### What needs to be done
Exclude the pictures and retype the entries as written.

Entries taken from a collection
>>>>>

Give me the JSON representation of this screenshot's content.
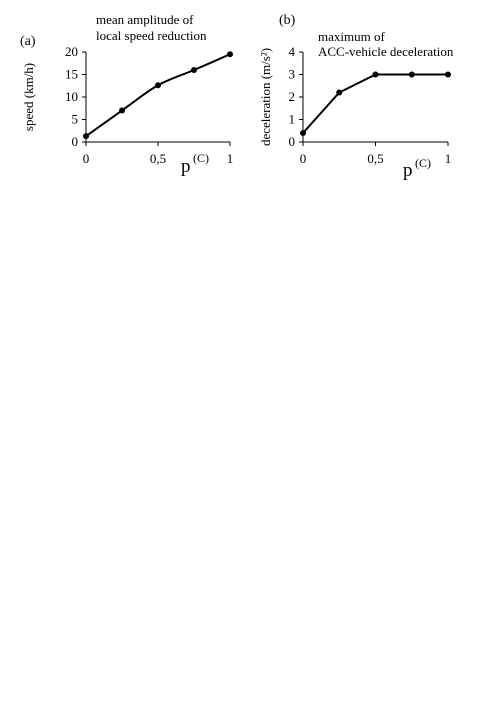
{
  "chart_data": [
    {
      "type": "line",
      "panel_label": "(a)",
      "title_lines": [
        "mean amplitude of",
        "local speed reduction"
      ],
      "ylabel": "speed (km/h)",
      "xlabel": "p",
      "xlabel_super": "(C)",
      "xlim": [
        0,
        1
      ],
      "ylim": [
        0,
        20
      ],
      "x_ticks": [
        0,
        0.5,
        1
      ],
      "x_tick_labels": [
        "0",
        "0,5",
        "1"
      ],
      "y_ticks": [
        0,
        5,
        10,
        15,
        20
      ],
      "y_tick_labels": [
        "0",
        "5",
        "10",
        "15",
        "20"
      ],
      "grid": false,
      "x": [
        0,
        0.25,
        0.5,
        0.75,
        1
      ],
      "series": [
        {
          "values": [
            1.3,
            7,
            12.6,
            16,
            19.5
          ]
        }
      ],
      "smooth": true,
      "line_color": "#000000"
    },
    {
      "type": "line",
      "panel_label": "(b)",
      "title_lines": [
        "maximum of",
        "ACC-vehicle deceleration"
      ],
      "ylabel": "deceleration (m/s²)",
      "xlabel": "p",
      "xlabel_super": "(C)",
      "xlim": [
        0,
        1
      ],
      "ylim": [
        0,
        4
      ],
      "x_ticks": [
        0,
        0.5,
        1
      ],
      "x_tick_labels": [
        "0",
        "0,5",
        "1"
      ],
      "y_ticks": [
        0,
        1,
        2,
        3,
        4
      ],
      "y_tick_labels": [
        "0",
        "1",
        "2",
        "3",
        "4"
      ],
      "grid": false,
      "x": [
        0,
        0.25,
        0.5,
        0.75,
        1
      ],
      "series": [
        {
          "values": [
            0.4,
            2.2,
            3.0,
            3.0,
            3.0
          ]
        }
      ],
      "smooth": false,
      "line_color": "#000000"
    }
  ]
}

<<<<<

### Result below
Give me the JSON representation of this screenshot's content.
{
  "chart_data": [
    {
      "type": "line",
      "panel_label": "(a)",
      "title_lines": [
        "mean amplitude of",
        "local speed reduction"
      ],
      "ylabel": "speed (km/h)",
      "xlabel": "p",
      "xlabel_super": "(C)",
      "xlim": [
        0,
        1
      ],
      "ylim": [
        0,
        20
      ],
      "x_ticks": [
        0,
        0.5,
        1
      ],
      "x_tick_labels": [
        "0",
        "0,5",
        "1"
      ],
      "y_ticks": [
        0,
        5,
        10,
        15,
        20
      ],
      "y_tick_labels": [
        "0",
        "5",
        "10",
        "15",
        "20"
      ],
      "grid": false,
      "x": [
        0,
        0.25,
        0.5,
        0.75,
        1
      ],
      "series": [
        {
          "values": [
            1.3,
            7,
            12.6,
            16,
            19.5
          ]
        }
      ],
      "smooth": true,
      "line_color": "#000000"
    },
    {
      "type": "line",
      "panel_label": "(b)",
      "title_lines": [
        "maximum of",
        "ACC-vehicle deceleration"
      ],
      "ylabel": "deceleration (m/s²)",
      "xlabel": "p",
      "xlabel_super": "(C)",
      "xlim": [
        0,
        1
      ],
      "ylim": [
        0,
        4
      ],
      "x_ticks": [
        0,
        0.5,
        1
      ],
      "x_tick_labels": [
        "0",
        "0,5",
        "1"
      ],
      "y_ticks": [
        0,
        1,
        2,
        3,
        4
      ],
      "y_tick_labels": [
        "0",
        "1",
        "2",
        "3",
        "4"
      ],
      "grid": false,
      "x": [
        0,
        0.25,
        0.5,
        0.75,
        1
      ],
      "series": [
        {
          "values": [
            0.4,
            2.2,
            3.0,
            3.0,
            3.0
          ]
        }
      ],
      "smooth": false,
      "line_color": "#000000"
    }
  ]
}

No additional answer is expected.